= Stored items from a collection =
· · · · ·
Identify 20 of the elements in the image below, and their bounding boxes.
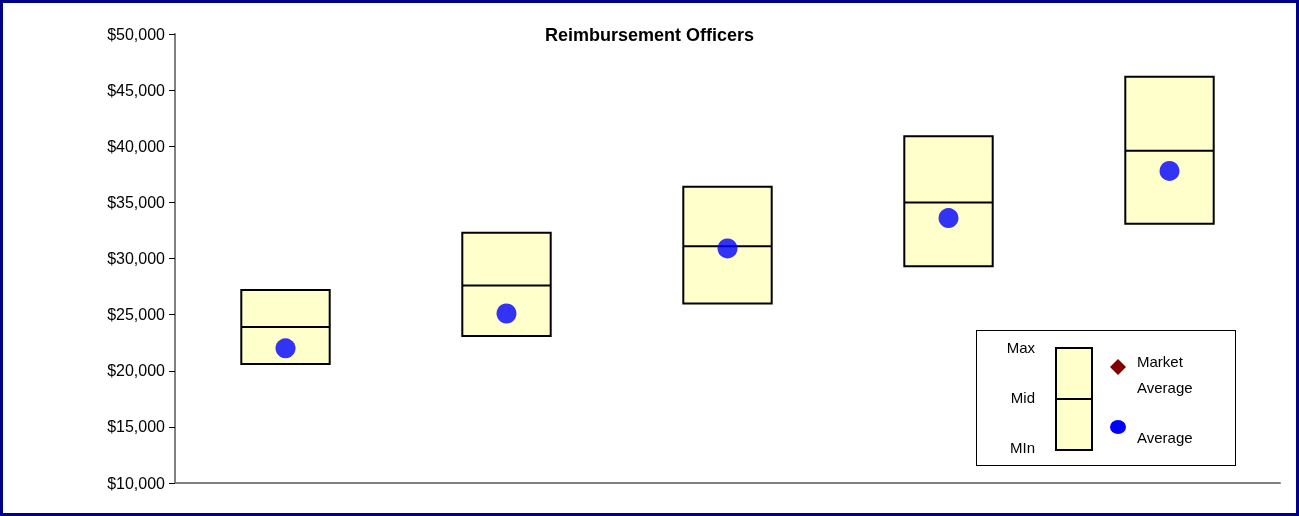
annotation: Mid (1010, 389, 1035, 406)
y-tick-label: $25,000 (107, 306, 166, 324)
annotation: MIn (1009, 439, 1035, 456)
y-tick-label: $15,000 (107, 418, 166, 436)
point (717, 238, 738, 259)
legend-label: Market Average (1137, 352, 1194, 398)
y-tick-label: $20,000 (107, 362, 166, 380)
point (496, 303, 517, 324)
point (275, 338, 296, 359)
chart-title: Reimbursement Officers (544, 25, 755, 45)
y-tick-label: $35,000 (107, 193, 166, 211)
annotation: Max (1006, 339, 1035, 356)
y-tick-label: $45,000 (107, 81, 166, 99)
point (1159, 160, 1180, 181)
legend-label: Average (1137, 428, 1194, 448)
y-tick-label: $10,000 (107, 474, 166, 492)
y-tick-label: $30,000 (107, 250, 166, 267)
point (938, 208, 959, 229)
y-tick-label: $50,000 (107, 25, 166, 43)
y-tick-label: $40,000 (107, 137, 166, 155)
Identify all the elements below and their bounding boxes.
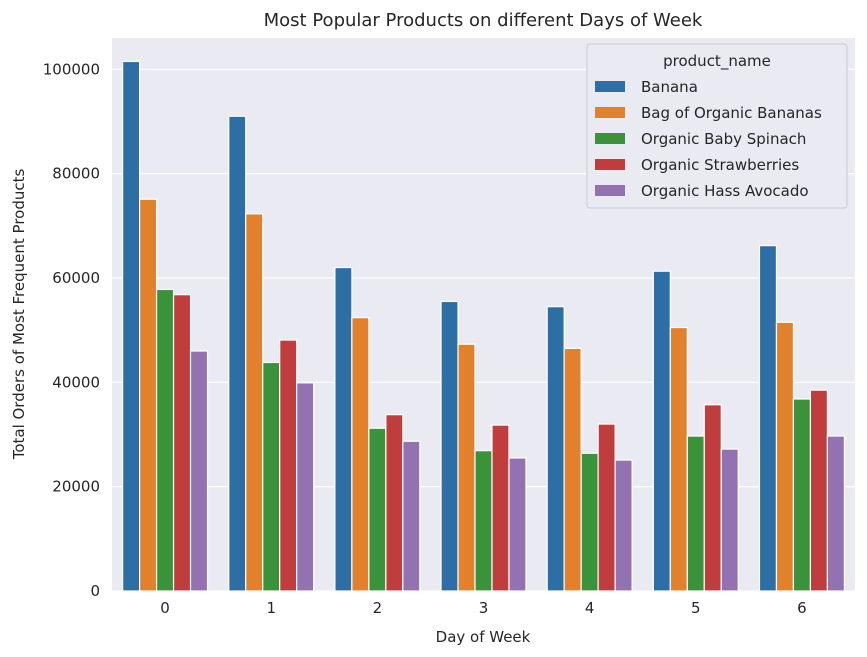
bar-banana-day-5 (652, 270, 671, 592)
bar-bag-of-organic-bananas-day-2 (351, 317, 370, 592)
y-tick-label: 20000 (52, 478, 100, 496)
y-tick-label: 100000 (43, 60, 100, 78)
· · · · ·
Update the part of the listing that opens with the line containing "bar-banana-day-5 (652, 270, 671, 592)" and runs through the end of the listing by replacing "y-tick-label" with "y-axis-label", leaving everything else unchanged.

bar-banana-day-5 (652, 270, 671, 592)
bar-bag-of-organic-bananas-day-2 (351, 317, 370, 592)
y-axis-label: 20000 (52, 478, 100, 496)
y-axis-label: 100000 (43, 60, 100, 78)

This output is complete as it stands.